§ Supplied data
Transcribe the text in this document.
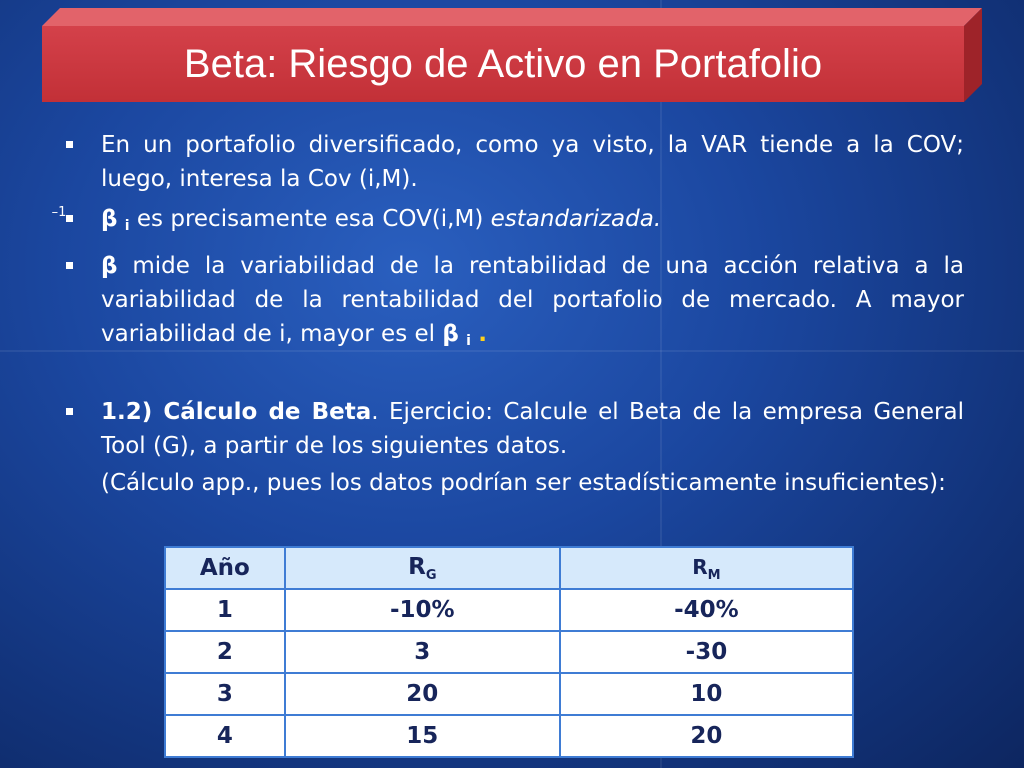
Beta: Riesgo de Activo en Portafolio

En un portafolio diversificado, como ya visto, la VAR tiende a la COV; luego, interesa la Cov (i,M).

β $_i$ es precisamente esa COV(i,M)
–1	estandarizada.

β mide la variabilidad de la rentabilidad de una acción relativa a la variabilidad de la rentabilidad del portafolio de mercado. A mayor variabilidad de i, mayor es el β $_i$ .

1.2) Cálculo de Beta. Ejercicio: Calcule el Beta de la empresa General Tool (G), a partir de los siguientes datos.

(Cálculo app., pues los datos podrían ser estadísticamente insuficientes):

Año	$R_G$	$R_M$
1	-10%	-40%
2	3	-30
3	20	10
4	15	20
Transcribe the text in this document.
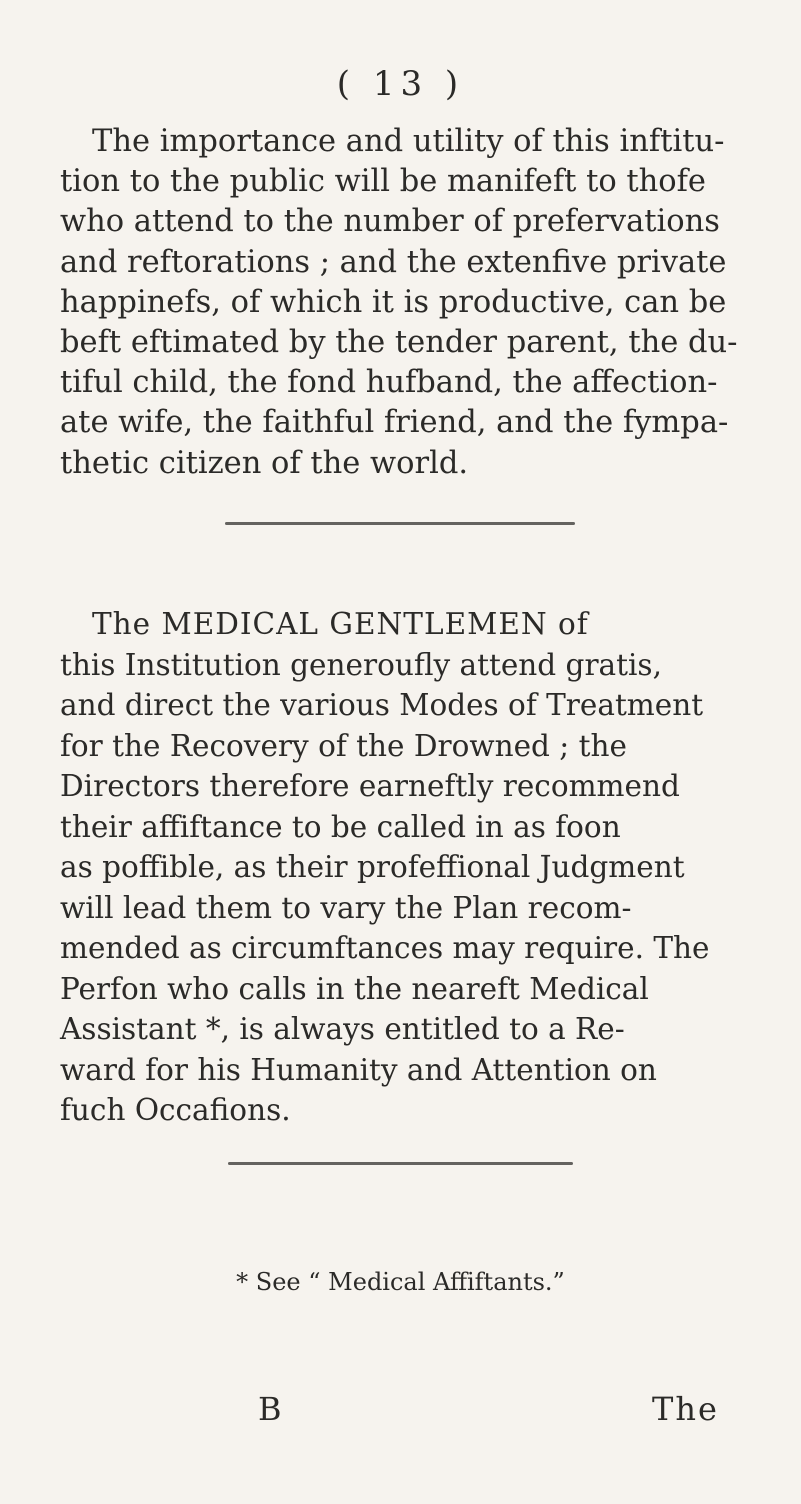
( 13 )
The importance and utility of this inftitu-
tion to the public will be manifeft to thofe
who attend to the number of prefervations
and reftorations ; and the extenfive private
happinefs, of which it is productive, can be
beft eftimated by the tender parent, the du-
tiful child, the fond hufband, the affection-
ate wife, the faithful friend, and the fympa-
thetic citizen of the world.
The MEDICAL GENTLEMEN of
this Institution generoufly attend gratis,
and direct the various Modes of Treatment
for the Recovery of the Drowned ; the
Directors therefore earneftly recommend
their affiftance to be called in as foon
as poffible, as their profeffional Judgment
will lead them to vary the Plan recom-
mended as circumftances may require. The
Perfon who calls in the neareft Medical
Assistant *, is always entitled to a Re-
ward for his Humanity and Attention on
fuch Occafions.
* See “ Medical Affiftants.”
B	The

§ Set task
Retype every record above exactly as written, but leave out the pictures.

§ Written solution
Transcribe the text in this document.
Beta: Riesgo de Activo en Portafolio

En un portafolio diversificado, como ya visto, la VAR tiende a la COV; luego, interesa la Cov (i,M).

β $_i$ es precisamente esa COV(i,M)
–1	estandarizada.

β mide la variabilidad de la rentabilidad de una acción relativa a la variabilidad de la rentabilidad del portafolio de mercado. A mayor variabilidad de i, mayor es el β $_i$ .

1.2) Cálculo de Beta. Ejercicio: Calcule el Beta de la empresa General Tool (G), a partir de los siguientes datos.

(Cálculo app., pues los datos podrían ser estadísticamente insuficientes):

Año	$R_G$	$R_M$
1	-10%	-40%
2	3	-30
3	20	10
4	15	20
Transcribe the text in this document.
( 13 )
The importance and utility of this inftitu-
tion to the public will be manifeft to thofe
who attend to the number of prefervations
and reftorations ; and the extenfive private
happinefs, of which it is productive, can be
beft eftimated by the tender parent, the du-
tiful child, the fond hufband, the affection-
ate wife, the faithful friend, and the fympa-
thetic citizen of the world.
The MEDICAL GENTLEMEN of
this Institution generoufly attend gratis,
and direct the various Modes of Treatment
for the Recovery of the Drowned ; the
Directors therefore earneftly recommend
their affiftance to be called in as foon
as poffible, as their profeffional Judgment
will lead them to vary the Plan recom-
mended as circumftances may require. The
Perfon who calls in the neareft Medical
Assistant *, is always entitled to a Re-
ward for his Humanity and Attention on
fuch Occafions.
* See “ Medical Affiftants.”
B	The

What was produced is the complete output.